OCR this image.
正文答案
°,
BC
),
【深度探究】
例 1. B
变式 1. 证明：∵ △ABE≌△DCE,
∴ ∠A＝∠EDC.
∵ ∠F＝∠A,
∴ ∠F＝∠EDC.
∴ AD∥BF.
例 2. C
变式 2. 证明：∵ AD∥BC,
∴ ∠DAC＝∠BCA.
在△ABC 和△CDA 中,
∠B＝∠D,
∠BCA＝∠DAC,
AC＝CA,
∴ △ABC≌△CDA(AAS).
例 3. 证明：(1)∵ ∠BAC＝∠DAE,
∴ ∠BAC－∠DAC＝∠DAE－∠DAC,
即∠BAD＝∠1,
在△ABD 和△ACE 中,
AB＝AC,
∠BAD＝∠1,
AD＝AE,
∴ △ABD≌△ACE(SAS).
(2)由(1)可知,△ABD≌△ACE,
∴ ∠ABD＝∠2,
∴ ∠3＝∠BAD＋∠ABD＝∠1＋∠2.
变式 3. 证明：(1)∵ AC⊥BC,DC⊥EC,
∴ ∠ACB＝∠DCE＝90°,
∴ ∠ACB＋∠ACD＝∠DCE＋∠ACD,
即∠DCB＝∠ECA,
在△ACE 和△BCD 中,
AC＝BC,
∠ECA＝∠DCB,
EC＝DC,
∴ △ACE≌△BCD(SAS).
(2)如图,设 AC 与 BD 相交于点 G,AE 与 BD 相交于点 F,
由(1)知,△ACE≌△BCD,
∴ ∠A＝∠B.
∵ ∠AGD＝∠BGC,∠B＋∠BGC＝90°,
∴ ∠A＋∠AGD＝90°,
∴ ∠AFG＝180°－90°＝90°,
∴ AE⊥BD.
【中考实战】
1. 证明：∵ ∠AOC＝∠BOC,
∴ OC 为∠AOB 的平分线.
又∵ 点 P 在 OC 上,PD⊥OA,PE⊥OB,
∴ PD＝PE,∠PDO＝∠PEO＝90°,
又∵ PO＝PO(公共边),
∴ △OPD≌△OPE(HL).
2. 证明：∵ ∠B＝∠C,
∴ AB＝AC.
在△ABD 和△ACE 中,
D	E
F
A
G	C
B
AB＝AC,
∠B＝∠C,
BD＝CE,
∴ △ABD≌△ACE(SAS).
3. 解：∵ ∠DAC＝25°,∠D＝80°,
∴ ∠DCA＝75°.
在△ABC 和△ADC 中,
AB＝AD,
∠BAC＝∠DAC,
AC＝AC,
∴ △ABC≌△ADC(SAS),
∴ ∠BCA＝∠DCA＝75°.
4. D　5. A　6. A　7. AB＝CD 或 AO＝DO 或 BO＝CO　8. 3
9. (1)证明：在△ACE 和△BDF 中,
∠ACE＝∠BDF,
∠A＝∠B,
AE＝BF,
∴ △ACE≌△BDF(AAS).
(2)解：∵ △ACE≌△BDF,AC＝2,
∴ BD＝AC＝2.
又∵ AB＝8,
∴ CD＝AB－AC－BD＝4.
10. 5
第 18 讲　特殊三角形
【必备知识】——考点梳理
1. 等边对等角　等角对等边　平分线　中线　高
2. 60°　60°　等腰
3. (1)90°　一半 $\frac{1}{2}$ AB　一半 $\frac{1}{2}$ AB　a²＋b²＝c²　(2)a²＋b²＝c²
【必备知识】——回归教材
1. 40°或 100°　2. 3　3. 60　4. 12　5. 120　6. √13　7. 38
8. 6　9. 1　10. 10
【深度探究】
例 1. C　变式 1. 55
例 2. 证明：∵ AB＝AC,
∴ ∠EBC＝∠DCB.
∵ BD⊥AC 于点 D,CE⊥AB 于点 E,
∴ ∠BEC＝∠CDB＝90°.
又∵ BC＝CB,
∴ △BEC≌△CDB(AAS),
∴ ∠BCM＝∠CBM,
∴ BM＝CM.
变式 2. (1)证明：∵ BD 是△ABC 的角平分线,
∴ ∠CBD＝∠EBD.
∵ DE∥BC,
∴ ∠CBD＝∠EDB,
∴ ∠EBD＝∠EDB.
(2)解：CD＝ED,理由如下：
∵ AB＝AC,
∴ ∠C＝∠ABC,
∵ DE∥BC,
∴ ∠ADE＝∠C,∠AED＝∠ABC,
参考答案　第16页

To be done:
Take the data above and return it exactly.

Task response:
OCR this image.
正文答案
°,
BC
),
【深度探究】
例 1. B
变式 1. 证明：∵ △ABE≌△DCE,
∴ ∠A＝∠EDC.
∵ ∠F＝∠A,
∴ ∠F＝∠EDC.
∴ AD∥BF.
例 2. C
变式 2. 证明：∵ AD∥BC,
∴ ∠DAC＝∠BCA.
在△ABC 和△CDA 中,
∠B＝∠D,
∠BCA＝∠DAC,
AC＝CA,
∴ △ABC≌△CDA(AAS).
例 3. 证明：(1)∵ ∠BAC＝∠DAE,
∴ ∠BAC－∠DAC＝∠DAE－∠DAC,
即∠BAD＝∠1,
在△ABD 和△ACE 中,
AB＝AC,
∠BAD＝∠1,
AD＝AE,
∴ △ABD≌△ACE(SAS).
(2)由(1)可知,△ABD≌△ACE,
∴ ∠ABD＝∠2,
∴ ∠3＝∠BAD＋∠ABD＝∠1＋∠2.
变式 3. 证明：(1)∵ AC⊥BC,DC⊥EC,
∴ ∠ACB＝∠DCE＝90°,
∴ ∠ACB＋∠ACD＝∠DCE＋∠ACD,
即∠DCB＝∠ECA,
在△ACE 和△BCD 中,
AC＝BC,
∠ECA＝∠DCB,
EC＝DC,
∴ △ACE≌△BCD(SAS).
(2)如图,设 AC 与 BD 相交于点 G,AE 与 BD 相交于点 F,
由(1)知,△ACE≌△BCD,
∴ ∠A＝∠B.
∵ ∠AGD＝∠BGC,∠B＋∠BGC＝90°,
∴ ∠A＋∠AGD＝90°,
∴ ∠AFG＝180°－90°＝90°,
∴ AE⊥BD.
【中考实战】
1. 证明：∵ ∠AOC＝∠BOC,
∴ OC 为∠AOB 的平分线.
又∵ 点 P 在 OC 上,PD⊥OA,PE⊥OB,
∴ PD＝PE,∠PDO＝∠PEO＝90°,
又∵ PO＝PO(公共边),
∴ △OPD≌△OPE(HL).
2. 证明：∵ ∠B＝∠C,
∴ AB＝AC.
在△ABD 和△ACE 中,
D	E
F
A
G	C
B
AB＝AC,
∠B＝∠C,
BD＝CE,
∴ △ABD≌△ACE(SAS).
3. 解：∵ ∠DAC＝25°,∠D＝80°,
∴ ∠DCA＝75°.
在△ABC 和△ADC 中,
AB＝AD,
∠BAC＝∠DAC,
AC＝AC,
∴ △ABC≌△ADC(SAS),
∴ ∠BCA＝∠DCA＝75°.
4. D　5. A　6. A　7. AB＝CD 或 AO＝DO 或 BO＝CO　8. 3
9. (1)证明：在△ACE 和△BDF 中,
∠ACE＝∠BDF,
∠A＝∠B,
AE＝BF,
∴ △ACE≌△BDF(AAS).
(2)解：∵ △ACE≌△BDF,AC＝2,
∴ BD＝AC＝2.
又∵ AB＝8,
∴ CD＝AB－AC－BD＝4.
10. 5
第 18 讲　特殊三角形
【必备知识】——考点梳理
1. 等边对等角　等角对等边　平分线　中线　高
2. 60°　60°　等腰
3. (1)90°　一半 $\frac{1}{2}$ AB　一半 $\frac{1}{2}$ AB　a²＋b²＝c²　(2)a²＋b²＝c²
【必备知识】——回归教材
1. 40°或 100°　2. 3　3. 60　4. 12　5. 120　6. √13　7. 38
8. 6　9. 1　10. 10
【深度探究】
例 1. C　变式 1. 55
例 2. 证明：∵ AB＝AC,
∴ ∠EBC＝∠DCB.
∵ BD⊥AC 于点 D,CE⊥AB 于点 E,
∴ ∠BEC＝∠CDB＝90°.
又∵ BC＝CB,
∴ △BEC≌△CDB(AAS),
∴ ∠BCM＝∠CBM,
∴ BM＝CM.
变式 2. (1)证明：∵ BD 是△ABC 的角平分线,
∴ ∠CBD＝∠EBD.
∵ DE∥BC,
∴ ∠CBD＝∠EDB,
∴ ∠EBD＝∠EDB.
(2)解：CD＝ED,理由如下：
∵ AB＝AC,
∴ ∠C＝∠ABC,
∵ DE∥BC,
∴ ∠ADE＝∠C,∠AED＝∠ABC,
参考答案　第16页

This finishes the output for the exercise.